**What you have to do:** Sift the listing for lines that hold the string "anchovy" and pull them out.

--- Supplied data ---

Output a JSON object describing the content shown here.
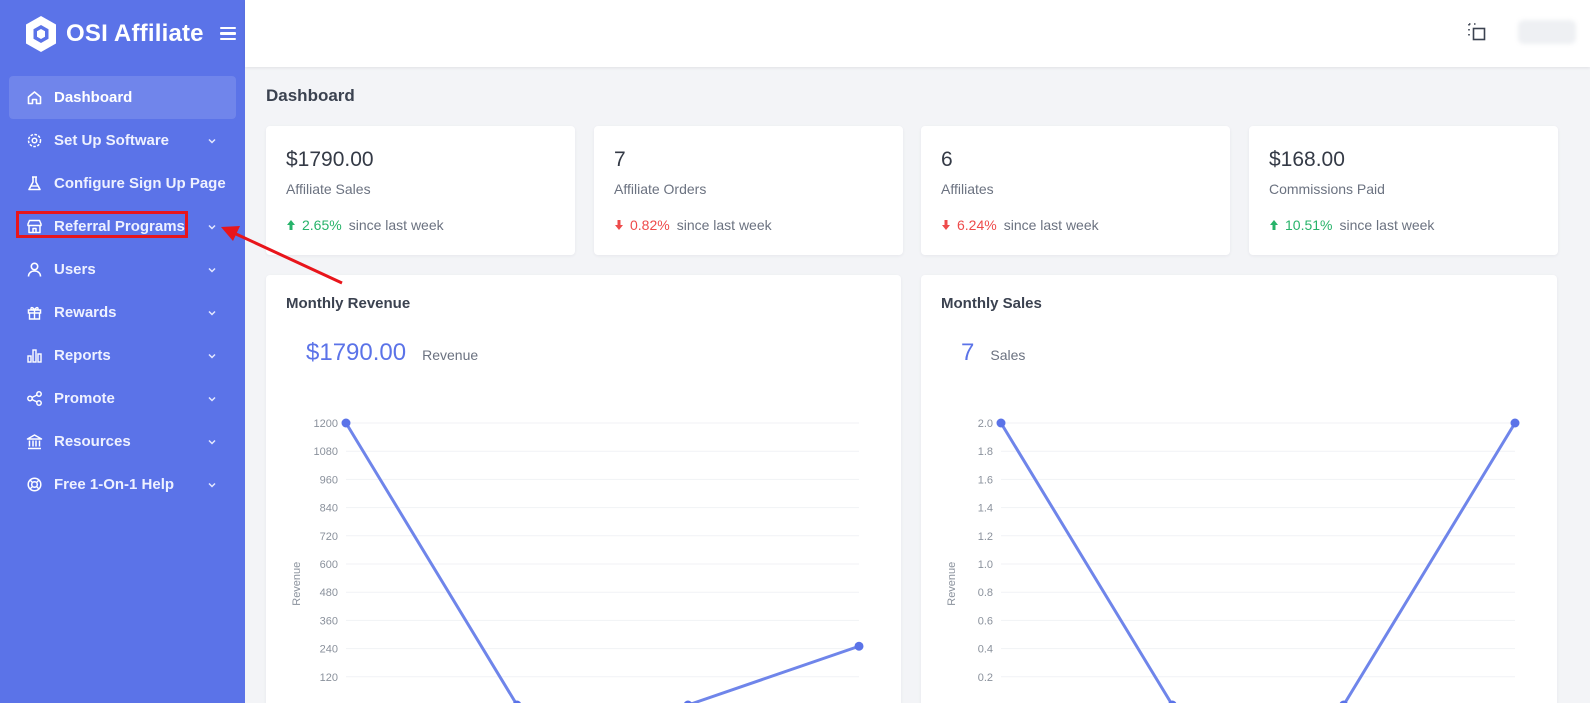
{
  "brand": {
    "name": "OSI Affiliate"
  },
  "sidebar": {
    "items": [
      {
        "label": "Dashboard",
        "icon": "home-icon",
        "active": true,
        "has_submenu": false
      },
      {
        "label": "Set Up Software",
        "icon": "gear-icon",
        "active": false,
        "has_submenu": true
      },
      {
        "label": "Configure Sign Up Page",
        "icon": "flask-icon",
        "active": false,
        "has_submenu": false
      },
      {
        "label": "Referral Programs",
        "icon": "store-icon",
        "active": false,
        "has_submenu": true
      },
      {
        "label": "Users",
        "icon": "user-icon",
        "active": false,
        "has_submenu": true
      },
      {
        "label": "Rewards",
        "icon": "gift-icon",
        "active": false,
        "has_submenu": true
      },
      {
        "label": "Reports",
        "icon": "bar-chart-icon",
        "active": false,
        "has_submenu": true
      },
      {
        "label": "Promote",
        "icon": "share-icon",
        "active": false,
        "has_submenu": true
      },
      {
        "label": "Resources",
        "icon": "bank-icon",
        "active": false,
        "has_submenu": true
      },
      {
        "label": "Free 1-On-1 Help",
        "icon": "lifebuoy-icon",
        "active": false,
        "has_submenu": true
      }
    ]
  },
  "page": {
    "title": "Dashboard"
  },
  "stats": [
    {
      "value": "$1790.00",
      "label": "Affiliate Sales",
      "change": "2.65%",
      "direction": "up",
      "suffix": "since last week"
    },
    {
      "value": "7",
      "label": "Affiliate Orders",
      "change": "0.82%",
      "direction": "down",
      "suffix": "since last week"
    },
    {
      "value": "6",
      "label": "Affiliates",
      "change": "6.24%",
      "direction": "down",
      "suffix": "since last week"
    },
    {
      "value": "$168.00",
      "label": "Commissions Paid",
      "change": "10.51%",
      "direction": "up",
      "suffix": "since last week"
    }
  ],
  "charts": {
    "revenue": {
      "title": "Monthly Revenue",
      "big_value": "$1790.00",
      "big_label": "Revenue"
    },
    "sales": {
      "title": "Monthly Sales",
      "big_value": "7",
      "big_label": "Sales"
    }
  },
  "colors": {
    "primary": "#5b73e8",
    "line": "#6f85ea",
    "up": "#27b36a",
    "down": "#ee4b4b",
    "highlight": "#e8151b"
  },
  "chart_data": [
    {
      "type": "line",
      "title": "Monthly Revenue",
      "ylabel": "Revenue",
      "yticks": [
        1200,
        1080,
        960,
        840,
        720,
        600,
        480,
        360,
        240,
        120
      ],
      "ylim": [
        0,
        1200
      ],
      "x": [
        0,
        1,
        2,
        3
      ],
      "series": [
        {
          "name": "Revenue",
          "values": [
            1200,
            0,
            0,
            250
          ]
        }
      ]
    },
    {
      "type": "line",
      "title": "Monthly Sales",
      "ylabel": "Revenue",
      "yticks": [
        "2.0",
        "1.8",
        "1.6",
        "1.4",
        "1.2",
        "1.0",
        "0.8",
        "0.6",
        "0.4",
        "0.2"
      ],
      "ylim": [
        0,
        2
      ],
      "x": [
        0,
        1,
        2,
        3
      ],
      "series": [
        {
          "name": "Sales",
          "values": [
            2,
            0,
            0,
            2
          ]
        }
      ]
    }
  ]
}
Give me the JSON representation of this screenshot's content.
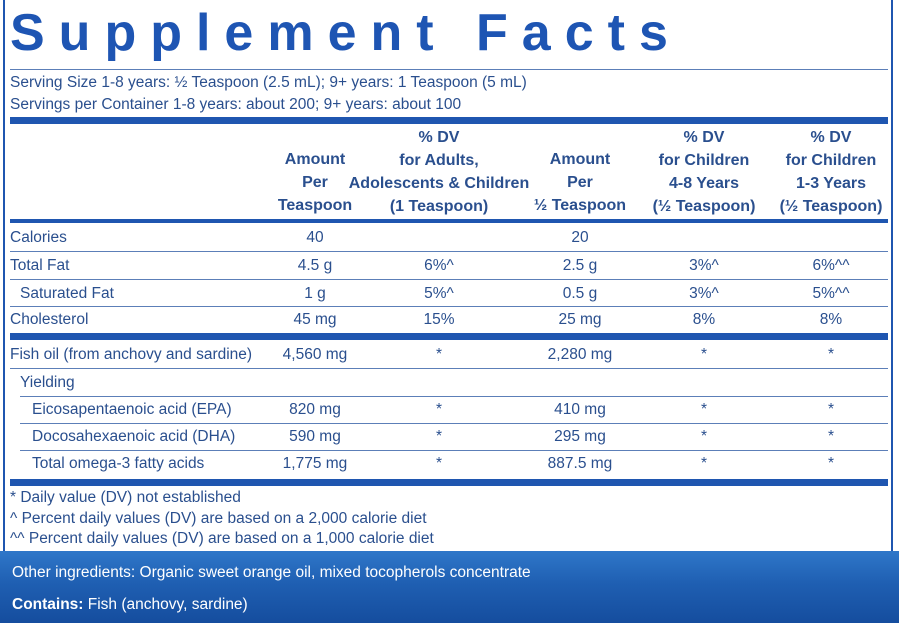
{
  "title": "Supplement Facts",
  "serving": {
    "size": "Serving Size 1-8 years: ½ Teaspoon (2.5 mL); 9+ years: 1 Teaspoon (5 mL)",
    "servings": "Servings per Container 1-8 years: about 200; 9+ years: about 100"
  },
  "headers": [
    [
      "Amount",
      "Per",
      "Teaspoon"
    ],
    [
      "% DV",
      "for Adults,",
      "Adolescents & Children",
      "(1 Teaspoon)"
    ],
    [
      "Amount",
      "Per",
      "½ Teaspoon"
    ],
    [
      "% DV",
      "for Children",
      "4-8 Years",
      "(½ Teaspoon)"
    ],
    [
      "% DV",
      "for Children",
      "1-3 Years",
      "(½ Teaspoon)"
    ]
  ],
  "rows_a": [
    {
      "name": "Calories",
      "v1": "40",
      "v2": "",
      "v3": "20",
      "v4": "",
      "v5": ""
    },
    {
      "name": "Total Fat",
      "v1": "4.5 g",
      "v2": "6%^",
      "v3": "2.5 g",
      "v4": "3%^",
      "v5": "6%^^"
    },
    {
      "name": "Saturated Fat",
      "v1": "1 g",
      "v2": "5%^",
      "v3": "0.5 g",
      "v4": "3%^",
      "v5": "5%^^"
    },
    {
      "name": "Cholesterol",
      "v1": "45 mg",
      "v2": "15%",
      "v3": "25 mg",
      "v4": "8%",
      "v5": "8%"
    }
  ],
  "rows_b": [
    {
      "name": "Fish oil (from anchovy and sardine)",
      "v1": "4,560 mg",
      "v2": "*",
      "v3": "2,280 mg",
      "v4": "*",
      "v5": "*"
    },
    {
      "name": "Yielding",
      "v1": "",
      "v2": "",
      "v3": "",
      "v4": "",
      "v5": ""
    },
    {
      "name": "Eicosapentaenoic acid (EPA)",
      "v1": "820 mg",
      "v2": "*",
      "v3": "410 mg",
      "v4": "*",
      "v5": "*"
    },
    {
      "name": "Docosahexaenoic acid (DHA)",
      "v1": "590 mg",
      "v2": "*",
      "v3": "295 mg",
      "v4": "*",
      "v5": "*"
    },
    {
      "name": "Total omega-3 fatty acids",
      "v1": "1,775 mg",
      "v2": "*",
      "v3": "887.5 mg",
      "v4": "*",
      "v5": "*"
    }
  ],
  "footnotes": [
    "* Daily value (DV) not established",
    "^ Percent daily values (DV) are based on a 2,000 calorie diet",
    "^^ Percent daily values (DV) are based on a 1,000 calorie diet"
  ],
  "other_ingredients": "Other ingredients: Organic sweet orange oil, mixed tocopherols concentrate",
  "contains_label": "Contains:",
  "contains_text": " Fish (anchovy, sardine)"
}
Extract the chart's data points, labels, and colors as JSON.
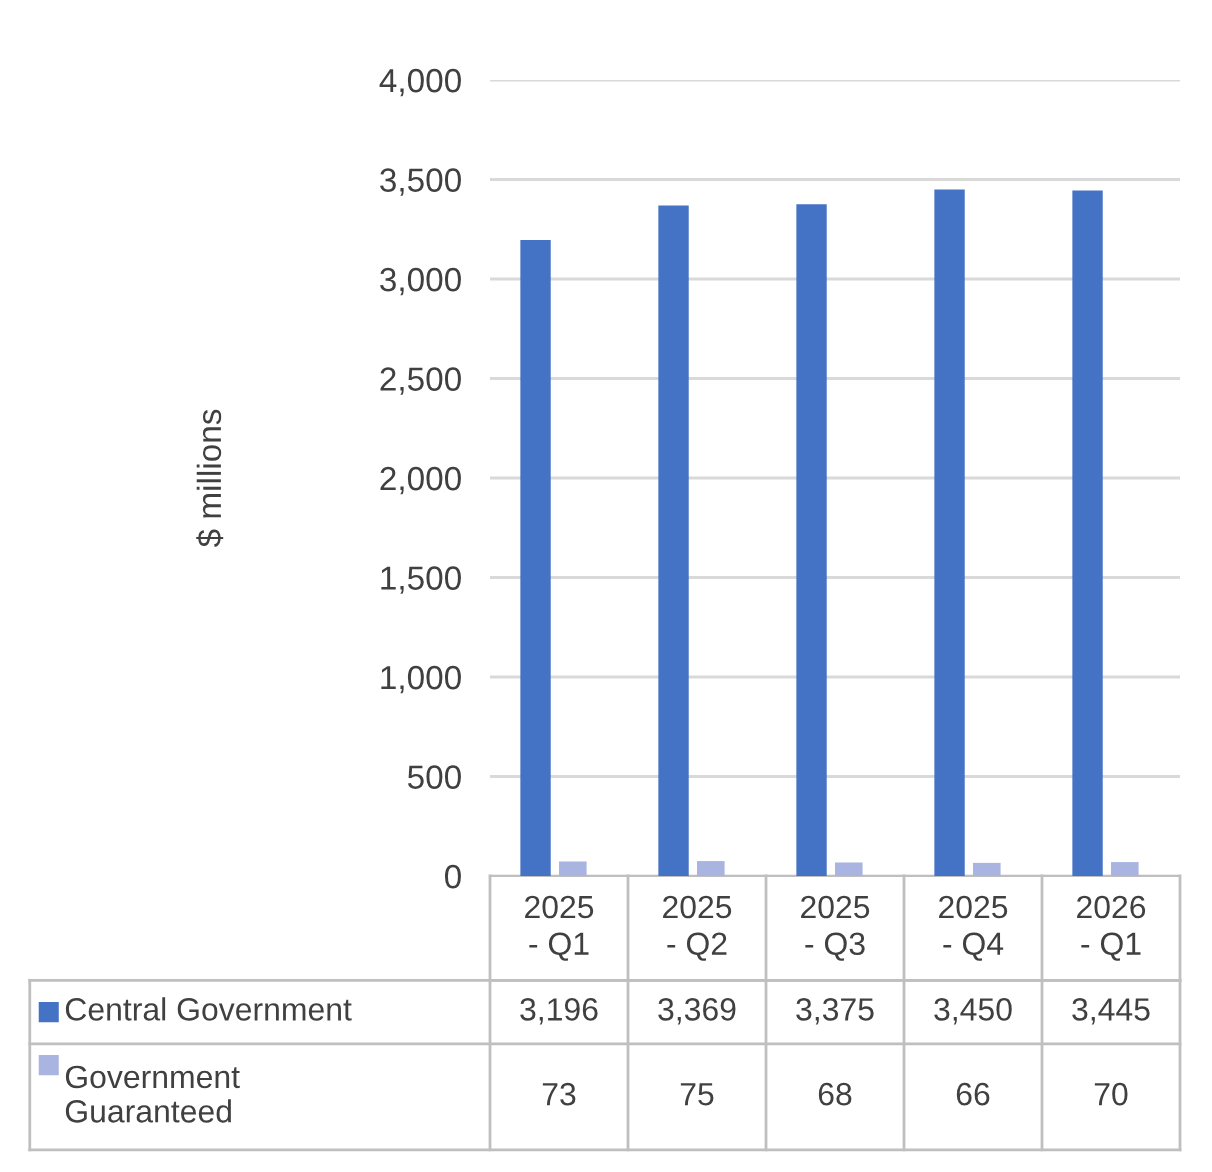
{
  "chart_data": {
    "type": "bar",
    "ylabel": "$ millions",
    "categories": [
      "2025\n- Q1",
      "2025\n- Q2",
      "2025\n- Q3",
      "2025\n- Q4",
      "2026\n- Q1"
    ],
    "series": [
      {
        "name": "Central Government",
        "color": "#4472c4",
        "values": [
          3196,
          3369,
          3375,
          3450,
          3445
        ],
        "value_labels": [
          "3,196",
          "3,369",
          "3,375",
          "3,450",
          "3,445"
        ]
      },
      {
        "name": "Government\nGuaranteed",
        "color": "#a9b5e0",
        "values": [
          73,
          75,
          68,
          66,
          70
        ],
        "value_labels": [
          "73",
          "75",
          "68",
          "66",
          "70"
        ]
      }
    ],
    "ylim": [
      0,
      4000
    ],
    "yticks": [
      {
        "value": 0,
        "label": "0"
      },
      {
        "value": 500,
        "label": "500"
      },
      {
        "value": 1000,
        "label": "1,000"
      },
      {
        "value": 1500,
        "label": "1,500"
      },
      {
        "value": 2000,
        "label": "2,000"
      },
      {
        "value": 2500,
        "label": "2,500"
      },
      {
        "value": 3000,
        "label": "3,000"
      },
      {
        "value": 3500,
        "label": "3,500"
      },
      {
        "value": 4000,
        "label": "4,000"
      }
    ],
    "grid": "y",
    "legend": "bottom"
  }
}
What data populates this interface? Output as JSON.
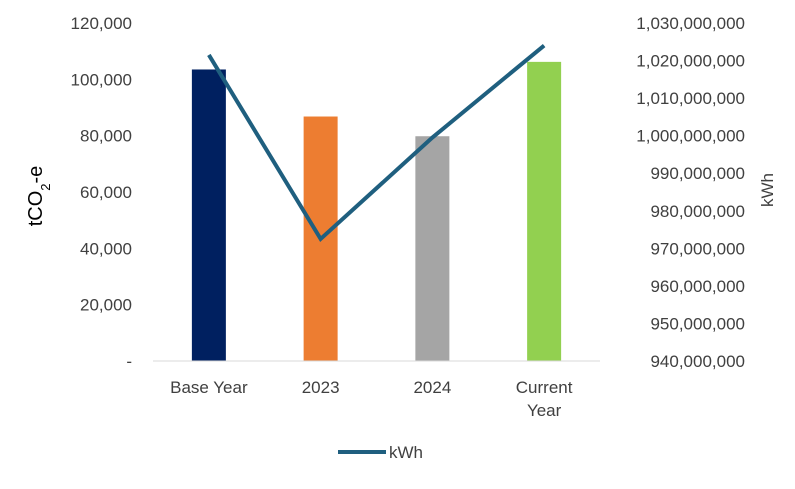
{
  "chart_data": {
    "type": "bar",
    "categories": [
      "Base Year",
      "2023",
      "2024",
      "Current Year"
    ],
    "category_labels": [
      [
        "Base Year"
      ],
      [
        "2023"
      ],
      [
        "2024"
      ],
      [
        "Current",
        "Year"
      ]
    ],
    "bar_values": [
      103500,
      86800,
      79800,
      106200
    ],
    "bar_colors": [
      "#002060",
      "#ED7D31",
      "#A5A5A5",
      "#92D050"
    ],
    "line_series": {
      "name": "kWh",
      "values": [
        1021500000,
        972500000,
        999500000,
        1024000000
      ],
      "color": "#1F5F7F"
    },
    "y_left": {
      "label_main": "tCO",
      "label_sub": "2",
      "label_suffix": "-e",
      "min": 0,
      "max": 120000,
      "ticks": [
        0,
        20000,
        40000,
        60000,
        80000,
        100000,
        120000
      ],
      "tick_labels": [
        "-",
        "20,000",
        "40,000",
        "60,000",
        "80,000",
        "100,000",
        "120,000"
      ]
    },
    "y_right": {
      "label": "kWh",
      "min": 940000000,
      "max": 1030000000,
      "ticks": [
        940000000,
        950000000,
        960000000,
        970000000,
        980000000,
        990000000,
        1000000000,
        1010000000,
        1020000000,
        1030000000
      ],
      "tick_labels": [
        "940,000,000",
        "950,000,000",
        "960,000,000",
        "970,000,000",
        "980,000,000",
        "990,000,000",
        "1,000,000,000",
        "1,010,000,000",
        "1,020,000,000",
        "1,030,000,000"
      ]
    },
    "grid": false,
    "legend": {
      "position": "bottom",
      "entries": [
        "kWh"
      ]
    },
    "axis_color": "#D9D9D9"
  }
}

---

**Response to this task:**
      "name": "Fish oil (from anchovy and sardine)",
  "contains_text": " Fish (anchovy, sardine)"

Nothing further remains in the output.